● What you need to do
Reproduce the entire listing word for word.

● Given records
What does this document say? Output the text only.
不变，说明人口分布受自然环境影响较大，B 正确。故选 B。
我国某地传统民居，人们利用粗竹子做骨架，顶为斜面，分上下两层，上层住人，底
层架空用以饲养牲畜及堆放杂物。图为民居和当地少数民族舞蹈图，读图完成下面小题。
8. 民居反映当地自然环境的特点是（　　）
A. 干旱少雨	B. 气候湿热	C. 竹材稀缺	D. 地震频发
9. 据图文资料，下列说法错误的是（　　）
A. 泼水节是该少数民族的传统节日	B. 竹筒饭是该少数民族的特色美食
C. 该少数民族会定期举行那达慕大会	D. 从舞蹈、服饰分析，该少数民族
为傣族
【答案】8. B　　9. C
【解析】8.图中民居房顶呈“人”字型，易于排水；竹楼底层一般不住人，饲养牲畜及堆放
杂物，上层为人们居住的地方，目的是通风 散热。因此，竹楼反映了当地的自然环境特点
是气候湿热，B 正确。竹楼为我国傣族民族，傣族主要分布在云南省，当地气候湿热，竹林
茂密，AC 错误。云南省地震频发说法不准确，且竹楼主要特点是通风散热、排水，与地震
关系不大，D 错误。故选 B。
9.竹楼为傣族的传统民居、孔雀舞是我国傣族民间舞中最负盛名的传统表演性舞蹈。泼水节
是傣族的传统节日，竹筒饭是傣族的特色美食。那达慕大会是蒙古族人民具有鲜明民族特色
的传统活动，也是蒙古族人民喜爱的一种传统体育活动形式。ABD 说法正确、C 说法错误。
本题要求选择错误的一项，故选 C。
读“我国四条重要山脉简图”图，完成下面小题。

● Output for this task
What does this document say? Output the text only.
不变，说明人口分布受自然环境影响较大，B 正确。故选 B。
我国某地传统民居，人们利用粗竹子做骨架，顶为斜面，分上下两层，上层住人，底
层架空用以饲养牲畜及堆放杂物。图为民居和当地少数民族舞蹈图，读图完成下面小题。
8. 民居反映当地自然环境的特点是（　　）
A. 干旱少雨	B. 气候湿热	C. 竹材稀缺	D. 地震频发
9. 据图文资料，下列说法错误的是（　　）
A. 泼水节是该少数民族的传统节日	B. 竹筒饭是该少数民族的特色美食
C. 该少数民族会定期举行那达慕大会	D. 从舞蹈、服饰分析，该少数民族
为傣族
【答案】8. B　　9. C
【解析】8.图中民居房顶呈“人”字型，易于排水；竹楼底层一般不住人，饲养牲畜及堆放
杂物，上层为人们居住的地方，目的是通风 散热。因此，竹楼反映了当地的自然环境特点
是气候湿热，B 正确。竹楼为我国傣族民族，傣族主要分布在云南省，当地气候湿热，竹林
茂密，AC 错误。云南省地震频发说法不准确，且竹楼主要特点是通风散热、排水，与地震
关系不大，D 错误。故选 B。
9.竹楼为傣族的传统民居、孔雀舞是我国傣族民间舞中最负盛名的传统表演性舞蹈。泼水节
是傣族的传统节日，竹筒饭是傣族的特色美食。那达慕大会是蒙古族人民具有鲜明民族特色
的传统活动，也是蒙古族人民喜爱的一种传统体育活动形式。ABD 说法正确、C 说法错误。
本题要求选择错误的一项，故选 C。
读“我国四条重要山脉简图”图，完成下面小题。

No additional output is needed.